### Dataset records
┄┄┄┄┄┄

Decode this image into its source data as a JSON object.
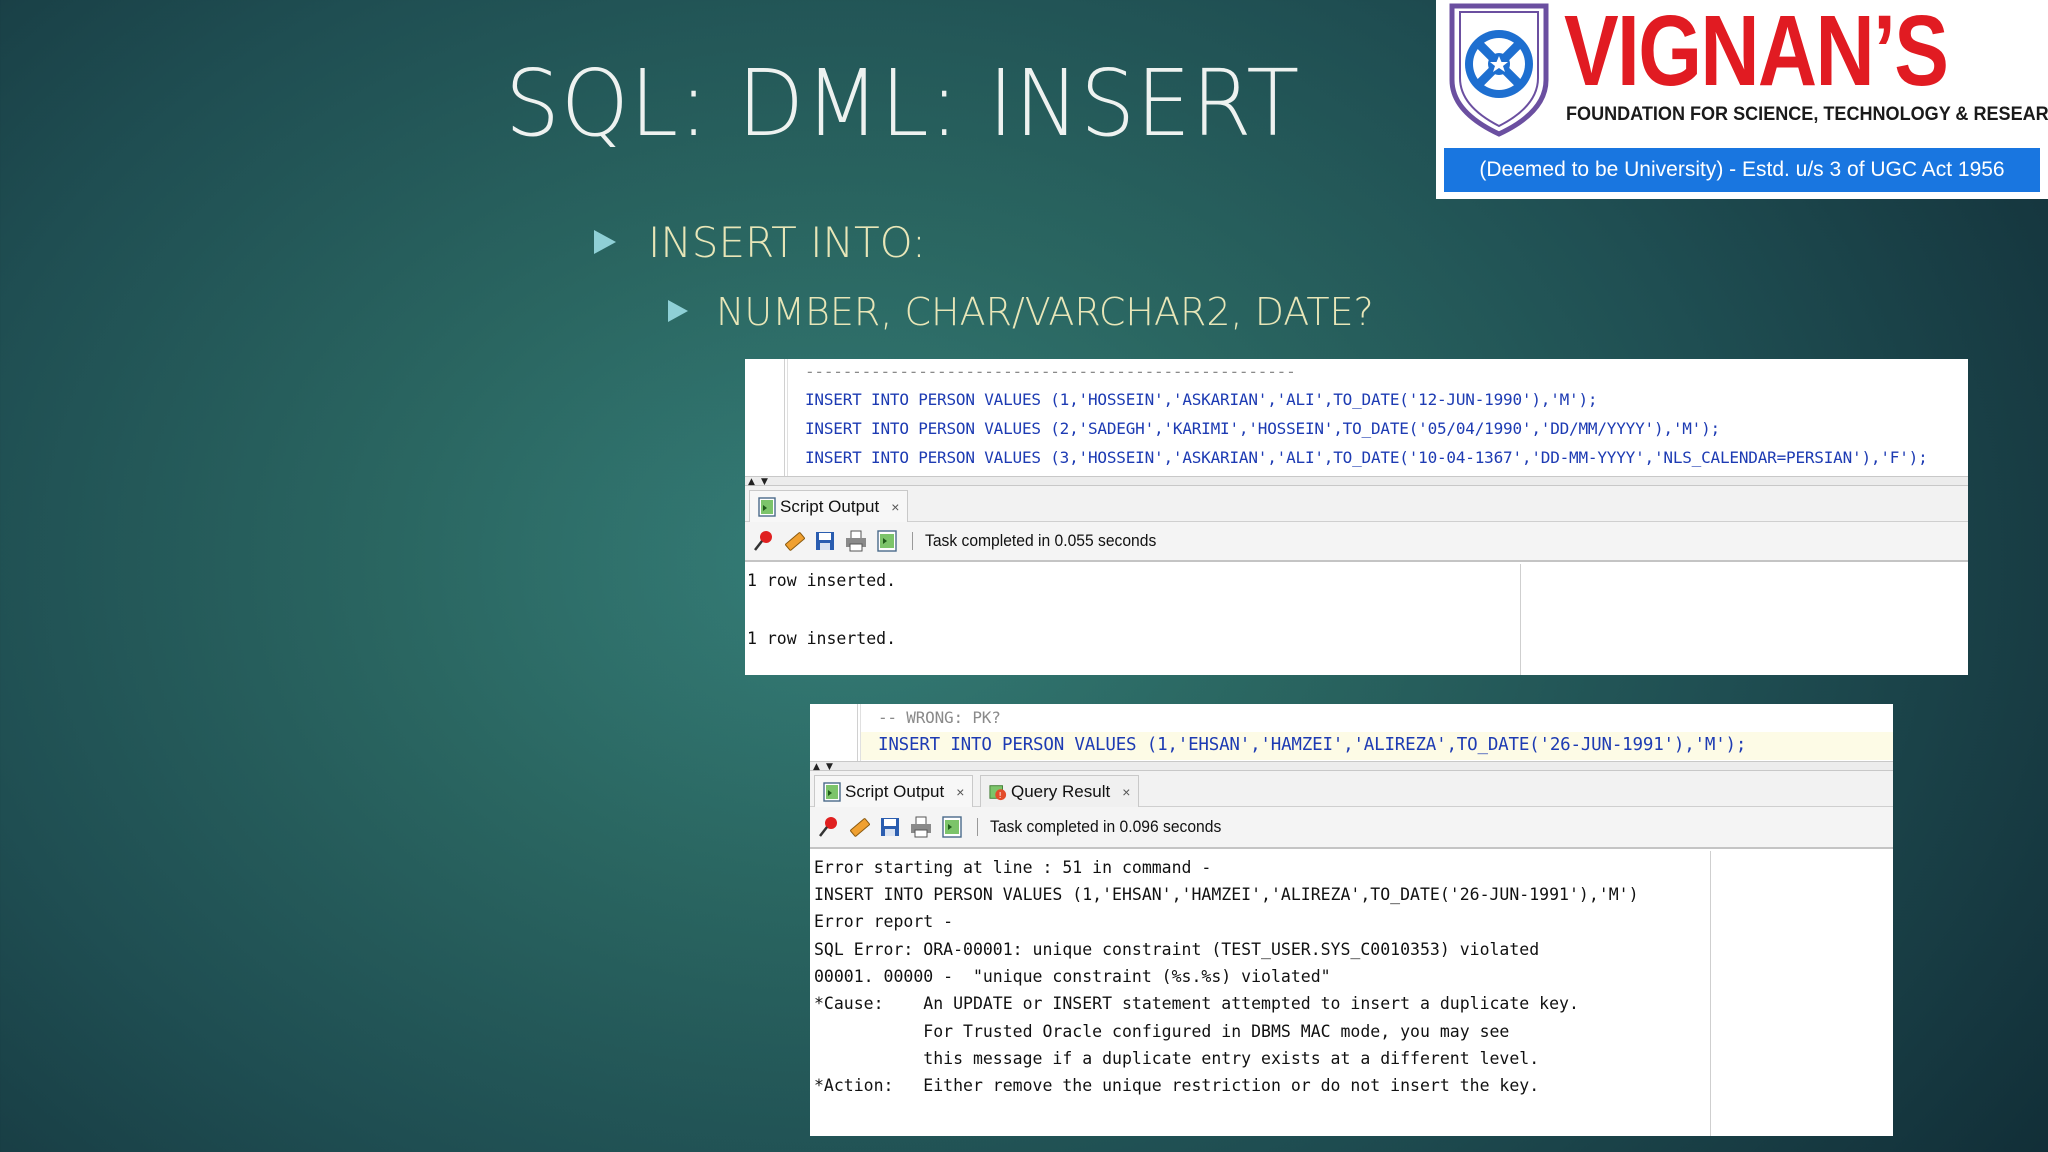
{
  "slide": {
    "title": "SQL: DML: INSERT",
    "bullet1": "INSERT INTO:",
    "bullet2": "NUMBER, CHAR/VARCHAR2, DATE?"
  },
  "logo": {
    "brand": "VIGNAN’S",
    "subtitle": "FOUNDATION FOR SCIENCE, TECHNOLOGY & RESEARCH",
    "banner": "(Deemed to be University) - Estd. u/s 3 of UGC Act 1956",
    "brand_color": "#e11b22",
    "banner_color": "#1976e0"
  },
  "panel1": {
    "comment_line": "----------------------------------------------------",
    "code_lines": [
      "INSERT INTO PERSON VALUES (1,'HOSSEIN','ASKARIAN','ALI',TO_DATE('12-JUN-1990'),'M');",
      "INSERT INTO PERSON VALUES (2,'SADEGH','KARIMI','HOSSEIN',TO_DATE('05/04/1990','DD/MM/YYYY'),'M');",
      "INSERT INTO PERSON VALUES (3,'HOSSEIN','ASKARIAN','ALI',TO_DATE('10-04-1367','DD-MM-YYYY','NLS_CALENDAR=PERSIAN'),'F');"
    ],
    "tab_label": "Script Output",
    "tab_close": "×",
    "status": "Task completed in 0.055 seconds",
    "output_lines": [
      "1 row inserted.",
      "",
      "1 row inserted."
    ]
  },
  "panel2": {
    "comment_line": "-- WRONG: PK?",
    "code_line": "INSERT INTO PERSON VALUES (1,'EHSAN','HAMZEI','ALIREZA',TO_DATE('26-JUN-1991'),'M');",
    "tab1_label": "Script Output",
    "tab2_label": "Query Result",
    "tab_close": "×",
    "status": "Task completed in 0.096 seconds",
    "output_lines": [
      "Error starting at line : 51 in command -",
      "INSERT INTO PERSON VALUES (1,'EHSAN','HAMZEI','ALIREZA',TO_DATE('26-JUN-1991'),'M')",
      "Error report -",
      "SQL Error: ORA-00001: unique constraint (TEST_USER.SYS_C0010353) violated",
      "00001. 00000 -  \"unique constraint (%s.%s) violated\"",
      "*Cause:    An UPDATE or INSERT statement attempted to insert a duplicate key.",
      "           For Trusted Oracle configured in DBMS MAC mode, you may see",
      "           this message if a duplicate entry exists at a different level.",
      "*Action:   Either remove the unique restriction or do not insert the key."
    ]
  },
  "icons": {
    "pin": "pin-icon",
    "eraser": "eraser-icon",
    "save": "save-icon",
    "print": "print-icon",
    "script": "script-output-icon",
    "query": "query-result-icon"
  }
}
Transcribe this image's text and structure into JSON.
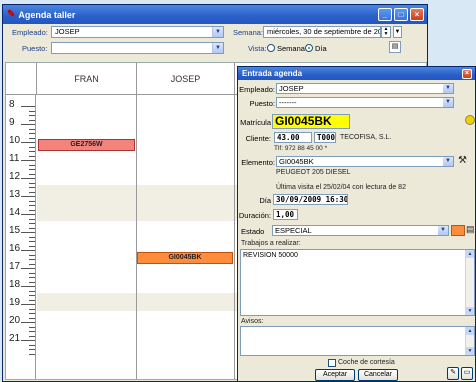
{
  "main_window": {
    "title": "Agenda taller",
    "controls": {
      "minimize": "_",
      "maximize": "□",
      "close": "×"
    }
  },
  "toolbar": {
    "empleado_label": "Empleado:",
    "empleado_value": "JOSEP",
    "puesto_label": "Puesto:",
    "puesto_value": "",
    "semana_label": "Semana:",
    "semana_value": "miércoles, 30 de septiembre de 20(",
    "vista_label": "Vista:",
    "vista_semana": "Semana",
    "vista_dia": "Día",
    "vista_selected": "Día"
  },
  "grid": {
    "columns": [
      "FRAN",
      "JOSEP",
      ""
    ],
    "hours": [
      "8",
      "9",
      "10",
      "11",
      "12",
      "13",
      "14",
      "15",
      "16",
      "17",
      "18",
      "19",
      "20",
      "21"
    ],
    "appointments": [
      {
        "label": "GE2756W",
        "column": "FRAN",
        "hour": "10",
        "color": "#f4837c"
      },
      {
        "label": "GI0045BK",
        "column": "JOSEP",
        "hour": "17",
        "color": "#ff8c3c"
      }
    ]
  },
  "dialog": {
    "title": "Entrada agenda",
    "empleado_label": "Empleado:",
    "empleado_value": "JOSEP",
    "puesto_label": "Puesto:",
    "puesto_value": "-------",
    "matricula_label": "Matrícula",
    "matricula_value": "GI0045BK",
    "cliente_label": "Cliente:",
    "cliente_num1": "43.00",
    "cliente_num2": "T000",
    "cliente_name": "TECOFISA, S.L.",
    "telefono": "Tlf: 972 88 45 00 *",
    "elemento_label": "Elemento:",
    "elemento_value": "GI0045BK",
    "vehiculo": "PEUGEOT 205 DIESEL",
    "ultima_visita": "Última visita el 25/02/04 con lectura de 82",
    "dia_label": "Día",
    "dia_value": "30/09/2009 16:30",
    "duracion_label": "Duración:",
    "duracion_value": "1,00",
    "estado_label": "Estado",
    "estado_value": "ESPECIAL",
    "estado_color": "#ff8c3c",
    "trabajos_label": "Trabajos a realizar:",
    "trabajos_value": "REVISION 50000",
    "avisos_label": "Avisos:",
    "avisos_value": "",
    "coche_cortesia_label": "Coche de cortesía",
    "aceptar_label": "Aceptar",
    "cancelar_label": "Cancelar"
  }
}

┄┄┄┄┄┄

### WHAT THE EXERCISE ASKS
Tally up how many lines in the preceding listing contain the word "VALUES". Give nothing but the number.

### SOLUTION TO THE PROBLEM
5